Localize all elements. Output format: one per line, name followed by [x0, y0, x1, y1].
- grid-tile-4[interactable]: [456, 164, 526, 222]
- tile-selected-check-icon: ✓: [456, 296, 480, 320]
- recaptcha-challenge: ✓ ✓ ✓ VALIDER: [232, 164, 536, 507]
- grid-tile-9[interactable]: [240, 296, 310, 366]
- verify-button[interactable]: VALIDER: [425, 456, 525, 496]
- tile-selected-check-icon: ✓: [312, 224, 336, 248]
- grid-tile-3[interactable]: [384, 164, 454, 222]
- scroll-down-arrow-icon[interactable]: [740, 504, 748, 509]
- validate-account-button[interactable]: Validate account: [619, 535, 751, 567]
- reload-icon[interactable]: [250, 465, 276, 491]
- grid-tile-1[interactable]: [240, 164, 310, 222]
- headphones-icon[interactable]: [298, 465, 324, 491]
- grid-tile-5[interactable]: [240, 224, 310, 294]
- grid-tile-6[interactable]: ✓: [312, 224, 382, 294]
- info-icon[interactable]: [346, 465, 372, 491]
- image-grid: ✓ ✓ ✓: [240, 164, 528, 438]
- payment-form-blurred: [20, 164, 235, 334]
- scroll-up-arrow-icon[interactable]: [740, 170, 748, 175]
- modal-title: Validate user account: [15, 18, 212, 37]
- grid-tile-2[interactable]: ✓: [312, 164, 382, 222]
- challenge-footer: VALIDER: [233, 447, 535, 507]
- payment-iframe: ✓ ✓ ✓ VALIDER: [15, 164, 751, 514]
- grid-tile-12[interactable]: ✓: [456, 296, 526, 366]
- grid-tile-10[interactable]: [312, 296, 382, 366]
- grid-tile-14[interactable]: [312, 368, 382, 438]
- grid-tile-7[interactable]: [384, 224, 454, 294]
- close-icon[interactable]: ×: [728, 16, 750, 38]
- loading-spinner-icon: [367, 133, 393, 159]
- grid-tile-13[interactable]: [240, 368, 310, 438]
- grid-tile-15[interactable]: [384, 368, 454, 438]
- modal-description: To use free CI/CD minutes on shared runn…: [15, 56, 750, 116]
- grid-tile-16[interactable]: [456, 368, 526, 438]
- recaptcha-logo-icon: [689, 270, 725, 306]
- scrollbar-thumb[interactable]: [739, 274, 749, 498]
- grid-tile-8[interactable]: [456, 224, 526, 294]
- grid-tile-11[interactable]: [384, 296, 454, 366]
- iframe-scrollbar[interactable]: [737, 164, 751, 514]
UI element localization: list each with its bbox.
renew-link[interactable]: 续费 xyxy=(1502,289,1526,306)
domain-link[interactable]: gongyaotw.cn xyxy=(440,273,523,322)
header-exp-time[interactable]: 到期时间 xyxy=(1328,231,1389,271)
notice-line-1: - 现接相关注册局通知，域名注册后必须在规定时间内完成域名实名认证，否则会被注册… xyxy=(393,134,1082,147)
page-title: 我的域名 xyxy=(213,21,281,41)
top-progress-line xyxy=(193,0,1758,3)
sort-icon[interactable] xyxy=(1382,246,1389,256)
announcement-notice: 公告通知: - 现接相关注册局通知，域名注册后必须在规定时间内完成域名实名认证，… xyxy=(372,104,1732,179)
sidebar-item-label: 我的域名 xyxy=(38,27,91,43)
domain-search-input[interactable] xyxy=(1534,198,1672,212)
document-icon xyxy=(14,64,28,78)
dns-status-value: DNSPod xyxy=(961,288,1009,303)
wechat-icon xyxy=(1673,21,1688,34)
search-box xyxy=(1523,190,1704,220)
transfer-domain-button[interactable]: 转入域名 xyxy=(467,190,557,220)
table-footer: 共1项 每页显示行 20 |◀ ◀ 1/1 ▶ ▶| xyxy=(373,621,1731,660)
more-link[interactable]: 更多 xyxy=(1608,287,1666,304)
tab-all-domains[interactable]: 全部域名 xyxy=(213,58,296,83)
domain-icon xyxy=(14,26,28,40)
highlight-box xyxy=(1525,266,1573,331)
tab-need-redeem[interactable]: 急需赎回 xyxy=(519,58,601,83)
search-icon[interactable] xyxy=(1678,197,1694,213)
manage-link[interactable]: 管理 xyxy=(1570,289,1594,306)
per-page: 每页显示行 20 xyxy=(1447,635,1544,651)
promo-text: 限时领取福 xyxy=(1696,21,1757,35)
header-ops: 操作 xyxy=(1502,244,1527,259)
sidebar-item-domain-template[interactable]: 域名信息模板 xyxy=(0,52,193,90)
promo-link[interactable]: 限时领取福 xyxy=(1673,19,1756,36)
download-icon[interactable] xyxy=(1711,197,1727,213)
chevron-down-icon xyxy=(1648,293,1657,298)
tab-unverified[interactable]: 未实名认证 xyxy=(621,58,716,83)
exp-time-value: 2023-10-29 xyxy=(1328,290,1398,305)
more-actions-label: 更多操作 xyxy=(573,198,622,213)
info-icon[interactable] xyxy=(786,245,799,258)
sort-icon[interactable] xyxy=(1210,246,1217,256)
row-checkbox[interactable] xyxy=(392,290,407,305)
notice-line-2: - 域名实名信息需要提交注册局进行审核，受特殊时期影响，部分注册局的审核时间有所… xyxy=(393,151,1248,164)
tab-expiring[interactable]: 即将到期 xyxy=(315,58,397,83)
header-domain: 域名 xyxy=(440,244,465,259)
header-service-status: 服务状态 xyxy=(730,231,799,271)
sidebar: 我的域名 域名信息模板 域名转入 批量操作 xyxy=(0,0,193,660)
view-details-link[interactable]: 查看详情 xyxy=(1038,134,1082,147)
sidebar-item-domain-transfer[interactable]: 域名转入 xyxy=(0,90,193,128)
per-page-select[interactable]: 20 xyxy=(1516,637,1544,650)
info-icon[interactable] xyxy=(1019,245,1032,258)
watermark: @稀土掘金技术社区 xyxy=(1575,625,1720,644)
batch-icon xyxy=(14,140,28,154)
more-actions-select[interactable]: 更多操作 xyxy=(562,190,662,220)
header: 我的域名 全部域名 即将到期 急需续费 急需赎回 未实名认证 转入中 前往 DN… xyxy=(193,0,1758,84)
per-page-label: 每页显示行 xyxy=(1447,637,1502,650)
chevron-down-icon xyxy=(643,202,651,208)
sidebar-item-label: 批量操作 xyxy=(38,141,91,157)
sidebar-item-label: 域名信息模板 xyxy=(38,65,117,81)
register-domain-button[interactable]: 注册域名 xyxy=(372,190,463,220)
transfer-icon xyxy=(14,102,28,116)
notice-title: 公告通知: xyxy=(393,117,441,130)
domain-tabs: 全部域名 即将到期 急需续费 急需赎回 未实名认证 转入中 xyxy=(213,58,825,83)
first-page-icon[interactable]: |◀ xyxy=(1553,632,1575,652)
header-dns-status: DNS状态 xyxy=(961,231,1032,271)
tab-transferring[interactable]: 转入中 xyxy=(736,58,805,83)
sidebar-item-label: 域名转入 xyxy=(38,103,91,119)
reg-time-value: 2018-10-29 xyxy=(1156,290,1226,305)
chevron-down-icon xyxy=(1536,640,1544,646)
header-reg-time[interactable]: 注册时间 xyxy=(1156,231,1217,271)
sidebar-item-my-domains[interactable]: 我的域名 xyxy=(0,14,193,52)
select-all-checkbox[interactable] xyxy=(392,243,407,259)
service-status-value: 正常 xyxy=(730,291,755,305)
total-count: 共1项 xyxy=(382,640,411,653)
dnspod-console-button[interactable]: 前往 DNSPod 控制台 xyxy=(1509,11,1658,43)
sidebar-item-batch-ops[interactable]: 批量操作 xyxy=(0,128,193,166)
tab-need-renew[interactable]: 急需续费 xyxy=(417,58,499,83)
=====
● **What you should do**
Reproduce every entry above verbatim, without altering any character, line, or ordering.

● **Worked solution**
Localize all elements. Output format: one per line, name followed by [x0, y0, x1, y1].
- grid-tile-4[interactable]: [456, 164, 526, 222]
- tile-selected-check-icon: ✓: [456, 296, 480, 320]
- recaptcha-challenge: ✓ ✓ ✓ VALIDER: [232, 164, 536, 507]
- grid-tile-9[interactable]: [240, 296, 310, 366]
- verify-button[interactable]: VALIDER: [425, 456, 525, 496]
- tile-selected-check-icon: ✓: [312, 224, 336, 248]
- grid-tile-3[interactable]: [384, 164, 454, 222]
- scroll-down-arrow-icon[interactable]: [740, 504, 748, 509]
- validate-account-button[interactable]: Validate account: [619, 535, 751, 567]
- reload-icon[interactable]: [250, 465, 276, 491]
- grid-tile-1[interactable]: [240, 164, 310, 222]
- headphones-icon[interactable]: [298, 465, 324, 491]
- grid-tile-5[interactable]: [240, 224, 310, 294]
- grid-tile-6[interactable]: ✓: [312, 224, 382, 294]
- info-icon[interactable]: [346, 465, 372, 491]
- image-grid: ✓ ✓ ✓: [240, 164, 528, 438]
- payment-form-blurred: [20, 164, 235, 334]
- scroll-up-arrow-icon[interactable]: [740, 170, 748, 175]
- modal-title: Validate user account: [15, 18, 212, 37]
- grid-tile-2[interactable]: ✓: [312, 164, 382, 222]
- challenge-footer: VALIDER: [233, 447, 535, 507]
- payment-iframe: ✓ ✓ ✓ VALIDER: [15, 164, 751, 514]
- grid-tile-12[interactable]: ✓: [456, 296, 526, 366]
- grid-tile-10[interactable]: [312, 296, 382, 366]
- grid-tile-14[interactable]: [312, 368, 382, 438]
- grid-tile-7[interactable]: [384, 224, 454, 294]
- close-icon[interactable]: ×: [728, 16, 750, 38]
- loading-spinner-icon: [367, 133, 393, 159]
- grid-tile-13[interactable]: [240, 368, 310, 438]
- grid-tile-15[interactable]: [384, 368, 454, 438]
- modal-description: To use free CI/CD minutes on shared runn…: [15, 56, 750, 116]
- grid-tile-16[interactable]: [456, 368, 526, 438]
- recaptcha-logo-icon: [689, 270, 725, 306]
- scrollbar-thumb[interactable]: [739, 274, 749, 498]
- grid-tile-8[interactable]: [456, 224, 526, 294]
- grid-tile-11[interactable]: [384, 296, 454, 366]
- iframe-scrollbar[interactable]: [737, 164, 751, 514]
UI element localization: list each with its bbox.
renew-link[interactable]: 续费 xyxy=(1502,289,1526,306)
domain-link[interactable]: gongyaotw.cn xyxy=(440,273,523,322)
header-exp-time[interactable]: 到期时间 xyxy=(1328,231,1389,271)
notice-line-1: - 现接相关注册局通知，域名注册后必须在规定时间内完成域名实名认证，否则会被注册… xyxy=(393,134,1082,147)
page-title: 我的域名 xyxy=(213,21,281,41)
top-progress-line xyxy=(193,0,1758,3)
sort-icon[interactable] xyxy=(1382,246,1389,256)
announcement-notice: 公告通知: - 现接相关注册局通知，域名注册后必须在规定时间内完成域名实名认证，… xyxy=(372,104,1732,179)
sidebar-item-label: 我的域名 xyxy=(38,27,91,43)
domain-search-input[interactable] xyxy=(1534,198,1672,212)
document-icon xyxy=(14,64,28,78)
dns-status-value: DNSPod xyxy=(961,288,1009,303)
wechat-icon xyxy=(1673,21,1688,34)
search-box xyxy=(1523,190,1704,220)
transfer-domain-button[interactable]: 转入域名 xyxy=(467,190,557,220)
table-footer: 共1项 每页显示行 20 |◀ ◀ 1/1 ▶ ▶| xyxy=(373,621,1731,660)
more-link[interactable]: 更多 xyxy=(1608,287,1666,304)
tab-all-domains[interactable]: 全部域名 xyxy=(213,58,296,83)
domain-icon xyxy=(14,26,28,40)
highlight-box xyxy=(1525,266,1573,331)
tab-need-redeem[interactable]: 急需赎回 xyxy=(519,58,601,83)
search-icon[interactable] xyxy=(1678,197,1694,213)
manage-link[interactable]: 管理 xyxy=(1570,289,1594,306)
per-page: 每页显示行 20 xyxy=(1447,635,1544,651)
promo-text: 限时领取福 xyxy=(1696,21,1757,35)
header-ops: 操作 xyxy=(1502,244,1527,259)
sidebar-item-domain-template[interactable]: 域名信息模板 xyxy=(0,52,193,90)
promo-link[interactable]: 限时领取福 xyxy=(1673,19,1756,36)
download-icon[interactable] xyxy=(1711,197,1727,213)
chevron-down-icon xyxy=(1648,293,1657,298)
tab-unverified[interactable]: 未实名认证 xyxy=(621,58,716,83)
exp-time-value: 2023-10-29 xyxy=(1328,290,1398,305)
more-actions-label: 更多操作 xyxy=(573,198,622,213)
info-icon[interactable] xyxy=(786,245,799,258)
sort-icon[interactable] xyxy=(1210,246,1217,256)
row-checkbox[interactable] xyxy=(392,290,407,305)
notice-line-2: - 域名实名信息需要提交注册局进行审核，受特殊时期影响，部分注册局的审核时间有所… xyxy=(393,151,1248,164)
tab-expiring[interactable]: 即将到期 xyxy=(315,58,397,83)
header-domain: 域名 xyxy=(440,244,465,259)
header-service-status: 服务状态 xyxy=(730,231,799,271)
sidebar: 我的域名 域名信息模板 域名转入 批量操作 xyxy=(0,0,193,660)
view-details-link[interactable]: 查看详情 xyxy=(1038,134,1082,147)
sidebar-item-domain-transfer[interactable]: 域名转入 xyxy=(0,90,193,128)
per-page-select[interactable]: 20 xyxy=(1516,637,1544,650)
info-icon[interactable] xyxy=(1019,245,1032,258)
watermark: @稀土掘金技术社区 xyxy=(1575,625,1720,644)
batch-icon xyxy=(14,140,28,154)
more-actions-select[interactable]: 更多操作 xyxy=(562,190,662,220)
header: 我的域名 全部域名 即将到期 急需续费 急需赎回 未实名认证 转入中 前往 DN… xyxy=(193,0,1758,84)
per-page-label: 每页显示行 xyxy=(1447,637,1502,650)
chevron-down-icon xyxy=(643,202,651,208)
sidebar-item-label: 批量操作 xyxy=(38,141,91,157)
sidebar-item-label: 域名信息模板 xyxy=(38,65,117,81)
register-domain-button[interactable]: 注册域名 xyxy=(372,190,463,220)
transfer-icon xyxy=(14,102,28,116)
notice-title: 公告通知: xyxy=(393,117,441,130)
domain-tabs: 全部域名 即将到期 急需续费 急需赎回 未实名认证 转入中 xyxy=(213,58,825,83)
first-page-icon[interactable]: |◀ xyxy=(1553,632,1575,652)
header-dns-status: DNS状态 xyxy=(961,231,1032,271)
tab-transferring[interactable]: 转入中 xyxy=(736,58,805,83)
sidebar-item-label: 域名转入 xyxy=(38,103,91,119)
reg-time-value: 2018-10-29 xyxy=(1156,290,1226,305)
chevron-down-icon xyxy=(1536,640,1544,646)
header-reg-time[interactable]: 注册时间 xyxy=(1156,231,1217,271)
sidebar-item-my-domains[interactable]: 我的域名 xyxy=(0,14,193,52)
select-all-checkbox[interactable] xyxy=(392,243,407,259)
service-status-value: 正常 xyxy=(730,291,755,305)
total-count: 共1项 xyxy=(382,640,411,653)
dnspod-console-button[interactable]: 前往 DNSPod 控制台 xyxy=(1509,11,1658,43)
sidebar-item-batch-ops[interactable]: 批量操作 xyxy=(0,128,193,166)
tab-need-renew[interactable]: 急需续费 xyxy=(417,58,499,83)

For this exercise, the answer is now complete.